■ TASK STATEMENT
In the lines below, swap every "Polygon shape" for "Arrow shape" and leave everything else unchanged.

_ _ _ _

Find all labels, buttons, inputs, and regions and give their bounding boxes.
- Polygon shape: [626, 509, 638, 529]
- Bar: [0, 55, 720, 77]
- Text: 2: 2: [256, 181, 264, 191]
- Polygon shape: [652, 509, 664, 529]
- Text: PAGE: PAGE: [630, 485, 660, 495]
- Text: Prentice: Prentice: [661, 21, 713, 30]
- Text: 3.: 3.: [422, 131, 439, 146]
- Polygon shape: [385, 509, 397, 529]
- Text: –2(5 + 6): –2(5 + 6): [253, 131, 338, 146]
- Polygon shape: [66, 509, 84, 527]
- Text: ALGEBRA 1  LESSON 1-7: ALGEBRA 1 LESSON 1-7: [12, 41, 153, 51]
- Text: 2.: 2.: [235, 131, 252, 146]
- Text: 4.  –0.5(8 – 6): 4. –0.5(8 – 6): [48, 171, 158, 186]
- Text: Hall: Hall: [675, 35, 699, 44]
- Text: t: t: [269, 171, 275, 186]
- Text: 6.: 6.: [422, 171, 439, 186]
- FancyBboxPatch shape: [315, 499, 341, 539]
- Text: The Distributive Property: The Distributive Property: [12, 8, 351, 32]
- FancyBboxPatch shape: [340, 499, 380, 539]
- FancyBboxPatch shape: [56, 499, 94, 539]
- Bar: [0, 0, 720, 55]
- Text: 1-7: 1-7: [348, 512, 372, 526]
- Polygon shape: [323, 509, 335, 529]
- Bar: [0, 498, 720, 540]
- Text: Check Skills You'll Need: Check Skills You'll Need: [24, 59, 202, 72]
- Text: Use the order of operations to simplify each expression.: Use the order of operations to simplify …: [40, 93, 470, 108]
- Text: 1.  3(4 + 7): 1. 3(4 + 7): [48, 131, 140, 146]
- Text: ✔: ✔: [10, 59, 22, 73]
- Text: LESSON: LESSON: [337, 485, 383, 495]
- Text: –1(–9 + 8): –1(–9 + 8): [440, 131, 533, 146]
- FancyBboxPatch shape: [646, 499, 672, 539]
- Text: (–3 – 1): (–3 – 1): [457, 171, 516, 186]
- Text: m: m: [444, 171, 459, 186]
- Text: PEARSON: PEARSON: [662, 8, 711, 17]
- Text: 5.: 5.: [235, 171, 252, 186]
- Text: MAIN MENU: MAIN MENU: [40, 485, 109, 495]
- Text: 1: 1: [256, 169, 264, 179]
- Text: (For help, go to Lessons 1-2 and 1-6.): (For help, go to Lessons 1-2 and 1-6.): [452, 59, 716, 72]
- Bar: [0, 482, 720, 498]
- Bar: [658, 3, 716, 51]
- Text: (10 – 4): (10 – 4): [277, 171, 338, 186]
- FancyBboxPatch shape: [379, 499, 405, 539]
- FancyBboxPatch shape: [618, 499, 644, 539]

_ _ _ _

■ OUTPUT FOR THIS TASK
Find all labels, buttons, inputs, and regions and give their bounding boxes.
- Arrow shape: [626, 509, 638, 529]
- Bar: [0, 55, 720, 77]
- Text: 2: 2: [256, 181, 264, 191]
- Arrow shape: [652, 509, 664, 529]
- Text: PAGE: PAGE: [630, 485, 660, 495]
- Text: Prentice: Prentice: [661, 21, 713, 30]
- Text: 3.: 3.: [422, 131, 439, 146]
- Arrow shape: [385, 509, 397, 529]
- Text: –2(5 + 6): –2(5 + 6): [253, 131, 338, 146]
- Arrow shape: [66, 509, 84, 527]
- Text: ALGEBRA 1  LESSON 1-7: ALGEBRA 1 LESSON 1-7: [12, 41, 153, 51]
- Text: 2.: 2.: [235, 131, 252, 146]
- Text: 4.  –0.5(8 – 6): 4. –0.5(8 – 6): [48, 171, 158, 186]
- Text: Hall: Hall: [675, 35, 699, 44]
- Text: t: t: [269, 171, 275, 186]
- Text: 6.: 6.: [422, 171, 439, 186]
- FancyBboxPatch shape: [315, 499, 341, 539]
- Text: The Distributive Property: The Distributive Property: [12, 8, 351, 32]
- FancyBboxPatch shape: [340, 499, 380, 539]
- FancyBboxPatch shape: [56, 499, 94, 539]
- Bar: [0, 0, 720, 55]
- Text: 1-7: 1-7: [348, 512, 372, 526]
- Arrow shape: [323, 509, 335, 529]
- Bar: [0, 498, 720, 540]
- Text: Check Skills You'll Need: Check Skills You'll Need: [24, 59, 202, 72]
- Text: Use the order of operations to simplify each expression.: Use the order of operations to simplify …: [40, 93, 470, 108]
- Text: 1.  3(4 + 7): 1. 3(4 + 7): [48, 131, 140, 146]
- Text: ✔: ✔: [10, 59, 22, 73]
- Text: LESSON: LESSON: [337, 485, 383, 495]
- Text: –1(–9 + 8): –1(–9 + 8): [440, 131, 533, 146]
- FancyBboxPatch shape: [646, 499, 672, 539]
- Text: (–3 – 1): (–3 – 1): [457, 171, 516, 186]
- Text: m: m: [444, 171, 459, 186]
- Text: PEARSON: PEARSON: [662, 8, 711, 17]
- Text: 5.: 5.: [235, 171, 252, 186]
- Text: MAIN MENU: MAIN MENU: [40, 485, 109, 495]
- Text: 1: 1: [256, 169, 264, 179]
- Text: (For help, go to Lessons 1-2 and 1-6.): (For help, go to Lessons 1-2 and 1-6.): [452, 59, 716, 72]
- Bar: [0, 482, 720, 498]
- Bar: [658, 3, 716, 51]
- Text: (10 – 4): (10 – 4): [277, 171, 338, 186]
- FancyBboxPatch shape: [379, 499, 405, 539]
- FancyBboxPatch shape: [618, 499, 644, 539]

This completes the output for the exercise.